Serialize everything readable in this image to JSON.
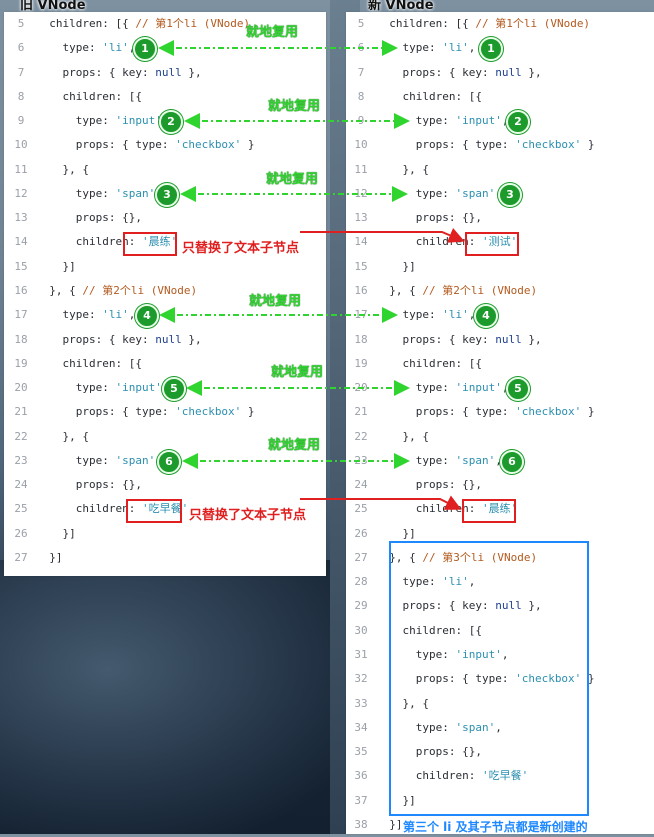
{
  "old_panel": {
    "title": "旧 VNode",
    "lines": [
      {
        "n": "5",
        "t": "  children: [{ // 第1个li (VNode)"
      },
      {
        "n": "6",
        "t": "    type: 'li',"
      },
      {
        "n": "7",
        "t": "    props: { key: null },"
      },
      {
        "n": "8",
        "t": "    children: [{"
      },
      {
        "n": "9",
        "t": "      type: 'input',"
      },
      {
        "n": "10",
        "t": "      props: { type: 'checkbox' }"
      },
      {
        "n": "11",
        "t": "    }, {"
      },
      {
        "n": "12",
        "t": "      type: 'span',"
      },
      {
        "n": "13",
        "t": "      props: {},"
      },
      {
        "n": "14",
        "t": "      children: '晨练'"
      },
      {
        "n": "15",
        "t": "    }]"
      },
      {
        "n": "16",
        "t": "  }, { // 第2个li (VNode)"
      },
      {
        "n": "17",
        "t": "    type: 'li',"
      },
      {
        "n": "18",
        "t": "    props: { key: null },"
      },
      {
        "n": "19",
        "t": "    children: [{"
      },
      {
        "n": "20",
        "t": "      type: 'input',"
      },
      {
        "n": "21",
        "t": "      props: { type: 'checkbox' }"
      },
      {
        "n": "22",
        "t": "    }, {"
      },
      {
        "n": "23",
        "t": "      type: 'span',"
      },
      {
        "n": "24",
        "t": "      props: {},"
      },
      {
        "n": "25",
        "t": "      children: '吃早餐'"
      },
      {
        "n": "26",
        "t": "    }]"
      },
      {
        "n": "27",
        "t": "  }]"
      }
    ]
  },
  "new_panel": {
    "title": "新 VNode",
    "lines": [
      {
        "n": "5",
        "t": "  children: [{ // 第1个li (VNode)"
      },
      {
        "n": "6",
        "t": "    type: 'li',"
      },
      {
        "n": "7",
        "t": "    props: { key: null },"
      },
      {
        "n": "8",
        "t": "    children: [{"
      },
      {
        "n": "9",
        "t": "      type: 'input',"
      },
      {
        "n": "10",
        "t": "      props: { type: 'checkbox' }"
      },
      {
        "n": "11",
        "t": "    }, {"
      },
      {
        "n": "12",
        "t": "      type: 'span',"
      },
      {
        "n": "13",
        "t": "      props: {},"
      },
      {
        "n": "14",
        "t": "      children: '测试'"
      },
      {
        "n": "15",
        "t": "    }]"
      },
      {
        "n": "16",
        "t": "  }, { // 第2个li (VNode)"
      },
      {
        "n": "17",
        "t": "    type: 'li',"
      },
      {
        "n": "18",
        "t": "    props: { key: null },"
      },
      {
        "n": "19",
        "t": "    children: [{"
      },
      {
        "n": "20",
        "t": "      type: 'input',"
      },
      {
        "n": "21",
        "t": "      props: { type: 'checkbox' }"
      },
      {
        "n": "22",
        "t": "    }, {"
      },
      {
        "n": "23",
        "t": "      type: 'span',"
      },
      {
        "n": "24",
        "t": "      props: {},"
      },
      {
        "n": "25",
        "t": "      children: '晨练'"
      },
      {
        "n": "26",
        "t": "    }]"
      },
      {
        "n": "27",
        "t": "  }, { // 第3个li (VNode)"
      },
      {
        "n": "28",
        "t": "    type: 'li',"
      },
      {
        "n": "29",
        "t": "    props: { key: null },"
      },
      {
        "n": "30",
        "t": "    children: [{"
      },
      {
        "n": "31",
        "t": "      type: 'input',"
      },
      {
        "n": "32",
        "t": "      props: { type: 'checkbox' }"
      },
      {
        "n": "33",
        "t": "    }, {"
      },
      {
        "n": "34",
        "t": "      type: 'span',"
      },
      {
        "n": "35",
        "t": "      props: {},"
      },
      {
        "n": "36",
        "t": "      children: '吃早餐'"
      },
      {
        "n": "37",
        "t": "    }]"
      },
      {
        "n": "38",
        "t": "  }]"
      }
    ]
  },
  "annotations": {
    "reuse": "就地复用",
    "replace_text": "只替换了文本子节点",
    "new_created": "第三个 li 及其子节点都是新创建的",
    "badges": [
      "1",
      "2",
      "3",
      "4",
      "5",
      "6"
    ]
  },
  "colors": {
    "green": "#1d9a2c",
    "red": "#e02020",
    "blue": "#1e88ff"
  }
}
---
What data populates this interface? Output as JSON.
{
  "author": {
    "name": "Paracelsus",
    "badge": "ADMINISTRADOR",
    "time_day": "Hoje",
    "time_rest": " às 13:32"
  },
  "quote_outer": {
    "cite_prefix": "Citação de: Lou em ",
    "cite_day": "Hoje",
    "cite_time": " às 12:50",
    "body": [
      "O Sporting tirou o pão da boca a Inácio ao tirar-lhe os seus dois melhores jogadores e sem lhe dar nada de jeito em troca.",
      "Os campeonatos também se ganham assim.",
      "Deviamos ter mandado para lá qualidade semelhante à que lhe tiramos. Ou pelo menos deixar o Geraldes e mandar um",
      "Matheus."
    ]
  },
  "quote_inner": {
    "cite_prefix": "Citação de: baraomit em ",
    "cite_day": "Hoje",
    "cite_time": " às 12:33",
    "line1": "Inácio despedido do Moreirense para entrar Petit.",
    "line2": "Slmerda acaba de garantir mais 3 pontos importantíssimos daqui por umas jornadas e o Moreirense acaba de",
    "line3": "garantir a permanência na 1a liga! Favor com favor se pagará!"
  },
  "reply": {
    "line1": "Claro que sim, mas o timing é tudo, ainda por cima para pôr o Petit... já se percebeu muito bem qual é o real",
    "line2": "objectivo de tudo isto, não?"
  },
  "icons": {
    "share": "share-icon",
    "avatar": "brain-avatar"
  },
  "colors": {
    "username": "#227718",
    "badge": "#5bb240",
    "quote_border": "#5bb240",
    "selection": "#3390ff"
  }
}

> Set task
From the material above, gather all lines that include the string "garantir" and copy them.

> Solution to this exercise
    "line2": "Slmerda acaba de garantir mais 3 pontos importantíssimos daqui por umas jornadas e o Moreirense acaba de",
    "line3": "garantir a permanência na 1a liga! Favor com favor se pagará!"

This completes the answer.